— Start Records —

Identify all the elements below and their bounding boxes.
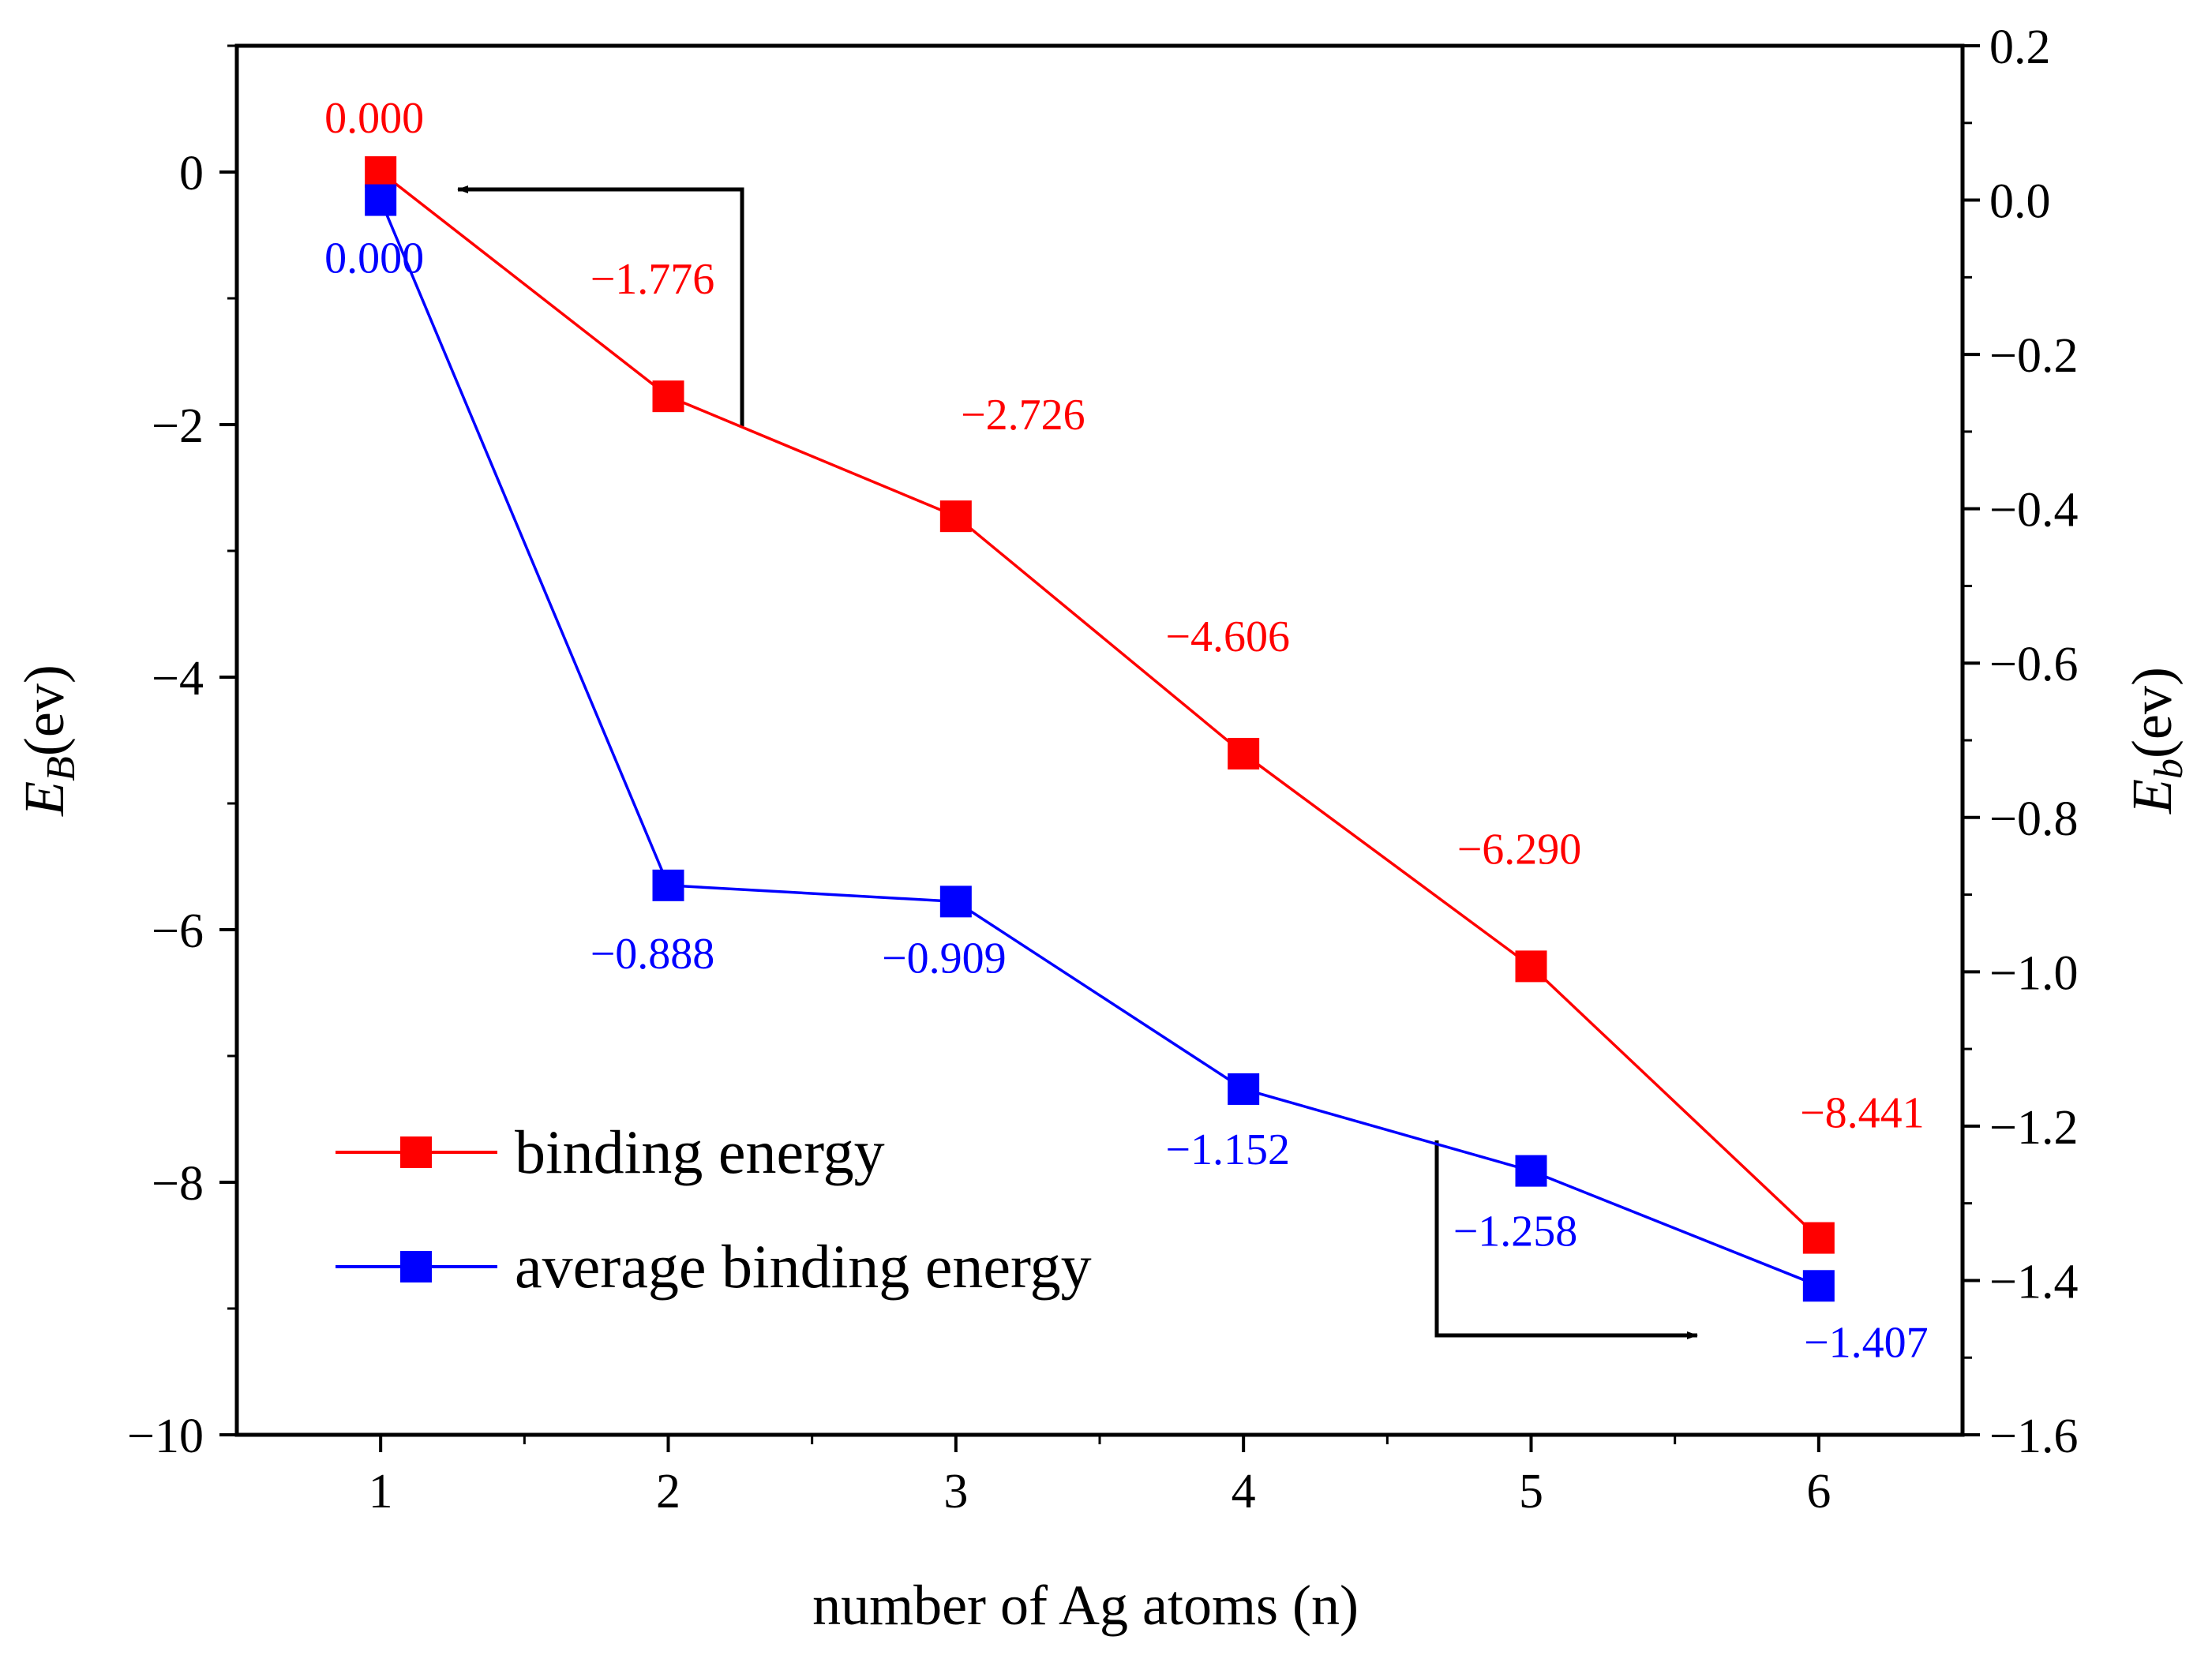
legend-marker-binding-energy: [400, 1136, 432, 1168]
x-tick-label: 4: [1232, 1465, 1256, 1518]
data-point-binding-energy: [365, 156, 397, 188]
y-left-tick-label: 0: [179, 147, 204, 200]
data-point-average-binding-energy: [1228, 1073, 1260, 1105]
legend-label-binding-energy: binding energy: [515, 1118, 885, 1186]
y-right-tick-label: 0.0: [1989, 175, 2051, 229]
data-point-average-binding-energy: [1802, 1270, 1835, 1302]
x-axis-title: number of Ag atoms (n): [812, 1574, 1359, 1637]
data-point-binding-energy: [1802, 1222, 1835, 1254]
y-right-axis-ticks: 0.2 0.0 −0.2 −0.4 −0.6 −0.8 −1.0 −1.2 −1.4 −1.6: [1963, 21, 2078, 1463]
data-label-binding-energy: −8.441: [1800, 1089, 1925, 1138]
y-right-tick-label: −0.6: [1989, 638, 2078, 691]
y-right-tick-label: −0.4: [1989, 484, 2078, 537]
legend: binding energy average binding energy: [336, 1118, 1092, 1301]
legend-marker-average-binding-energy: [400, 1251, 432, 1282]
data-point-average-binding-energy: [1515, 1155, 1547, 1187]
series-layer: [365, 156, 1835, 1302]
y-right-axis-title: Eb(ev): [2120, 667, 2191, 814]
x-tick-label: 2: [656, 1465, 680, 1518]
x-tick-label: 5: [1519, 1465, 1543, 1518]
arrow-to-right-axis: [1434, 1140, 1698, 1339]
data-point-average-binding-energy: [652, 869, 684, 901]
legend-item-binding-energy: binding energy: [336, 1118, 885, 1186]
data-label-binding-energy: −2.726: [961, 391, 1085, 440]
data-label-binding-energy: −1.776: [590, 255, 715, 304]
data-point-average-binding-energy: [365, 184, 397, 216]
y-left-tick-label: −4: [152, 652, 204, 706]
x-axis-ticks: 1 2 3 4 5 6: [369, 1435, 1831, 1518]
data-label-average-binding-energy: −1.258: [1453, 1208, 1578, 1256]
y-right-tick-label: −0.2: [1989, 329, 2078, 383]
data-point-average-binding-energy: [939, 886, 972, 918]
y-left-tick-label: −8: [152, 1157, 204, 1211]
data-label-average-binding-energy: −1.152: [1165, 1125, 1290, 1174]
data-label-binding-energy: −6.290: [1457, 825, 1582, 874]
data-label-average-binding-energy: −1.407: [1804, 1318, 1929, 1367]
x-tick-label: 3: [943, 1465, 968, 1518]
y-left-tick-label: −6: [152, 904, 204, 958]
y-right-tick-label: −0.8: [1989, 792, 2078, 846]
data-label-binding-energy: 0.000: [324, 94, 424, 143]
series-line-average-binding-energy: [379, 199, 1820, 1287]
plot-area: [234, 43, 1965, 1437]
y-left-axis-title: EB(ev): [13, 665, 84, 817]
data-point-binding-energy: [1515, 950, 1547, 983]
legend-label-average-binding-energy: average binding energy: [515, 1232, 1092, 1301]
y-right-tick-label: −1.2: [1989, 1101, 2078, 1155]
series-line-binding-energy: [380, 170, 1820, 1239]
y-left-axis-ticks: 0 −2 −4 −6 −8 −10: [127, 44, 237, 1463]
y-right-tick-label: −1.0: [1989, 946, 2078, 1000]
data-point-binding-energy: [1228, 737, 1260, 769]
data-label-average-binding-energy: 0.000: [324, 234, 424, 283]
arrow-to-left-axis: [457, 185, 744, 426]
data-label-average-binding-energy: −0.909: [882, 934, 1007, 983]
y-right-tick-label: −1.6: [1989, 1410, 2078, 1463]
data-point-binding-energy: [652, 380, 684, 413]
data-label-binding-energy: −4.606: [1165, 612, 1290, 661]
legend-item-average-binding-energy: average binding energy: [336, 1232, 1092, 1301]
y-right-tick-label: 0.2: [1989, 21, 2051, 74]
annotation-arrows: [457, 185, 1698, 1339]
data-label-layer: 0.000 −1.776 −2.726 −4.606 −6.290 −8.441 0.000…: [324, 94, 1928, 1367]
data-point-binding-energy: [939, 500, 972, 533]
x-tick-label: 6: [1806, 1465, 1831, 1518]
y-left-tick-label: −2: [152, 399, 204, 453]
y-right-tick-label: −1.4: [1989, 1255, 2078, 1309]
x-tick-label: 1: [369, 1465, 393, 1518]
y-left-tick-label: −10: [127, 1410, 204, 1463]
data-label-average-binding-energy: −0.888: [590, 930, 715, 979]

— End Records —

→ Brief: Reproduce every line of the data above word for word, leaving out the picture.

→ Answer to this task:
Identify all the elements below and their bounding boxes.
legend-marker-binding-energy: [400, 1136, 432, 1168]
x-tick-label: 4: [1232, 1465, 1256, 1518]
data-point-binding-energy: [365, 156, 397, 188]
y-left-tick-label: 0: [179, 147, 204, 200]
data-point-average-binding-energy: [1228, 1073, 1260, 1105]
legend-label-binding-energy: binding energy: [515, 1118, 885, 1186]
y-right-tick-label: 0.0: [1989, 175, 2051, 229]
data-point-average-binding-energy: [1802, 1270, 1835, 1302]
x-axis-title: number of Ag atoms (n): [812, 1574, 1359, 1637]
data-point-binding-energy: [1802, 1222, 1835, 1254]
y-right-axis-ticks: 0.2 0.0 −0.2 −0.4 −0.6 −0.8 −1.0 −1.2 −1.4 −1.6: [1963, 21, 2078, 1463]
data-label-binding-energy: −8.441: [1800, 1089, 1925, 1138]
y-right-tick-label: −0.6: [1989, 638, 2078, 691]
y-right-tick-label: −0.4: [1989, 484, 2078, 537]
legend: binding energy average binding energy: [336, 1118, 1092, 1301]
legend-marker-average-binding-energy: [400, 1251, 432, 1282]
data-point-average-binding-energy: [1515, 1155, 1547, 1187]
series-layer: [365, 156, 1835, 1302]
y-right-axis-title: Eb(ev): [2120, 667, 2191, 814]
x-tick-label: 2: [656, 1465, 680, 1518]
x-tick-label: 5: [1519, 1465, 1543, 1518]
arrow-to-right-axis: [1434, 1140, 1698, 1339]
data-point-average-binding-energy: [652, 869, 684, 901]
legend-item-binding-energy: binding energy: [336, 1118, 885, 1186]
data-label-binding-energy: −2.726: [961, 391, 1085, 440]
data-label-binding-energy: −1.776: [590, 255, 715, 304]
data-point-average-binding-energy: [365, 184, 397, 216]
y-left-tick-label: −4: [152, 652, 204, 706]
x-axis-ticks: 1 2 3 4 5 6: [369, 1435, 1831, 1518]
data-label-average-binding-energy: −1.258: [1453, 1208, 1578, 1256]
y-right-tick-label: −0.2: [1989, 329, 2078, 383]
data-point-average-binding-energy: [939, 886, 972, 918]
y-left-tick-label: −8: [152, 1157, 204, 1211]
data-label-average-binding-energy: −1.152: [1165, 1125, 1290, 1174]
data-label-binding-energy: −6.290: [1457, 825, 1582, 874]
data-label-average-binding-energy: −1.407: [1804, 1318, 1929, 1367]
x-tick-label: 3: [943, 1465, 968, 1518]
y-left-tick-label: −6: [152, 904, 204, 958]
y-right-tick-label: −0.8: [1989, 792, 2078, 846]
data-label-binding-energy: 0.000: [324, 94, 424, 143]
series-line-average-binding-energy: [379, 199, 1820, 1287]
plot-area: [234, 43, 1965, 1437]
y-left-axis-title: EB(ev): [13, 665, 84, 817]
data-point-binding-energy: [1515, 950, 1547, 983]
legend-label-average-binding-energy: average binding energy: [515, 1232, 1092, 1301]
y-right-tick-label: −1.2: [1989, 1101, 2078, 1155]
series-line-binding-energy: [380, 170, 1820, 1239]
y-left-axis-ticks: 0 −2 −4 −6 −8 −10: [127, 44, 237, 1463]
y-right-tick-label: −1.0: [1989, 946, 2078, 1000]
data-point-binding-energy: [1228, 737, 1260, 769]
data-label-average-binding-energy: 0.000: [324, 234, 424, 283]
arrow-to-left-axis: [457, 185, 744, 426]
data-label-average-binding-energy: −0.909: [882, 934, 1007, 983]
y-right-tick-label: −1.6: [1989, 1410, 2078, 1463]
data-point-binding-energy: [652, 380, 684, 413]
data-label-binding-energy: −4.606: [1165, 612, 1290, 661]
legend-item-average-binding-energy: average binding energy: [336, 1232, 1092, 1301]
y-right-tick-label: 0.2: [1989, 21, 2051, 74]
annotation-arrows: [457, 185, 1698, 1339]
data-label-layer: 0.000 −1.776 −2.726 −4.606 −6.290 −8.441 0.000…: [324, 94, 1928, 1367]
data-point-binding-energy: [939, 500, 972, 533]
x-tick-label: 6: [1806, 1465, 1831, 1518]
y-left-tick-label: −2: [152, 399, 204, 453]
y-right-tick-label: −1.4: [1989, 1255, 2078, 1309]
x-tick-label: 1: [369, 1465, 393, 1518]
y-left-tick-label: −10: [127, 1410, 204, 1463]
data-label-average-binding-energy: −0.888: [590, 930, 715, 979]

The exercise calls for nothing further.